==== Entries shown

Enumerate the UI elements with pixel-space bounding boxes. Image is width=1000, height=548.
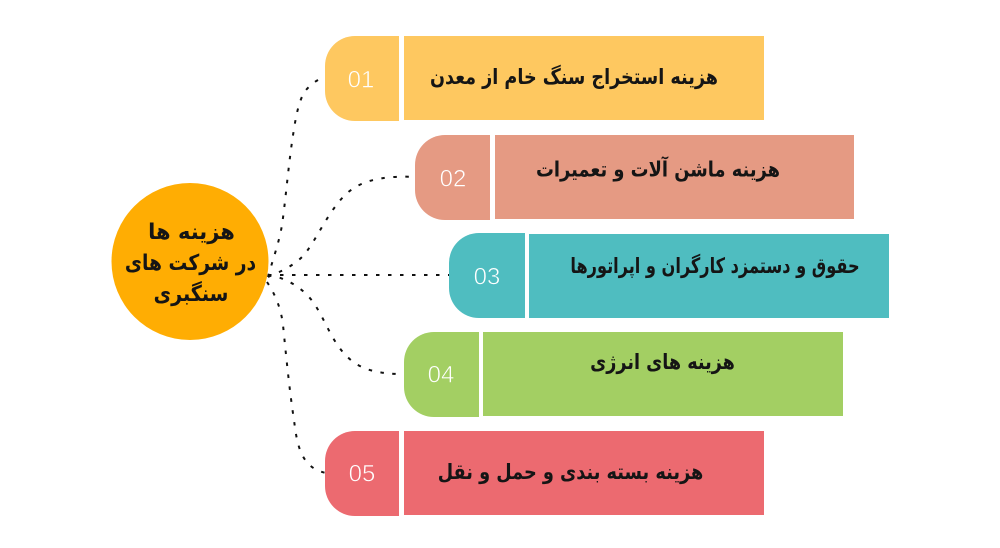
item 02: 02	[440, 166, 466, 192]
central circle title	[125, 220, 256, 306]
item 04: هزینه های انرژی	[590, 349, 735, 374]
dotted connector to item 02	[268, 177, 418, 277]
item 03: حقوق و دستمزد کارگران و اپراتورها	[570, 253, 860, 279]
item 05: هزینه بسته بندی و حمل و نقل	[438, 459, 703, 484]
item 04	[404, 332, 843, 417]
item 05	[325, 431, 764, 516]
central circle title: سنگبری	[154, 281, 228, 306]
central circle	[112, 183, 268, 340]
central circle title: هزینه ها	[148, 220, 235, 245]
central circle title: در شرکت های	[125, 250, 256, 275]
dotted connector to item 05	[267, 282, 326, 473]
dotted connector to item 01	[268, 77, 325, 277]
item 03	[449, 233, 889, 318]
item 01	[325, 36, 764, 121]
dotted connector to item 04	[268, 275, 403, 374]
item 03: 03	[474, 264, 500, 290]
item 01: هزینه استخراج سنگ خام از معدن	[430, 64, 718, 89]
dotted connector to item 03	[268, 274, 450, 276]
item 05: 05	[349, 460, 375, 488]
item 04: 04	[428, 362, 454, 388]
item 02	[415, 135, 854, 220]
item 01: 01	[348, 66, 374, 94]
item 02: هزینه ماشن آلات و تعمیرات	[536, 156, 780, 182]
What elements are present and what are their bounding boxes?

========

→ **Aim of the task**:
Turn each line of the rows above into a numbered list, skipping blank lines and leaving out the pictures.

→ **Exercise result**:
1. Enumerate the UI elements with pixel-space bounding boxes. Image is width=1000, height=548.
2. item 02: 02	[440, 166, 466, 192]
3. central circle title	[125, 220, 256, 306]
4. item 04: هزینه های انرژی	[590, 349, 735, 374]
5. dotted connector to item 02	[268, 177, 418, 277]
6. item 03: حقوق و دستمزد کارگران و اپراتورها	[570, 253, 860, 279]
7. item 05: هزینه بسته بندی و حمل و نقل	[438, 459, 703, 484]
8. item 04	[404, 332, 843, 417]
9. item 05	[325, 431, 764, 516]
10. central circle title: سنگبری	[154, 281, 228, 306]
11. central circle	[112, 183, 268, 340]
12. central circle title: هزینه ها	[148, 220, 235, 245]
13. central circle title: در شرکت های	[125, 250, 256, 275]
14. dotted connector to item 05	[267, 282, 326, 473]
15. dotted connector to item 01	[268, 77, 325, 277]
16. item 03	[449, 233, 889, 318]
17. item 01	[325, 36, 764, 121]
18. dotted connector to item 04	[268, 275, 403, 374]
19. item 03: 03	[474, 264, 500, 290]
20. item 01: هزینه استخراج سنگ خام از معدن	[430, 64, 718, 89]
21. dotted connector to item 03	[268, 274, 450, 276]
22. item 05: 05	[349, 460, 375, 488]
23. item 04: 04	[428, 362, 454, 388]
24. item 02	[415, 135, 854, 220]
25. item 01: 01	[348, 66, 374, 94]
26. item 02: هزینه ماشن آلات و تعمیرات	[536, 156, 780, 182]
27. What elements are present and what are their bounding boxes?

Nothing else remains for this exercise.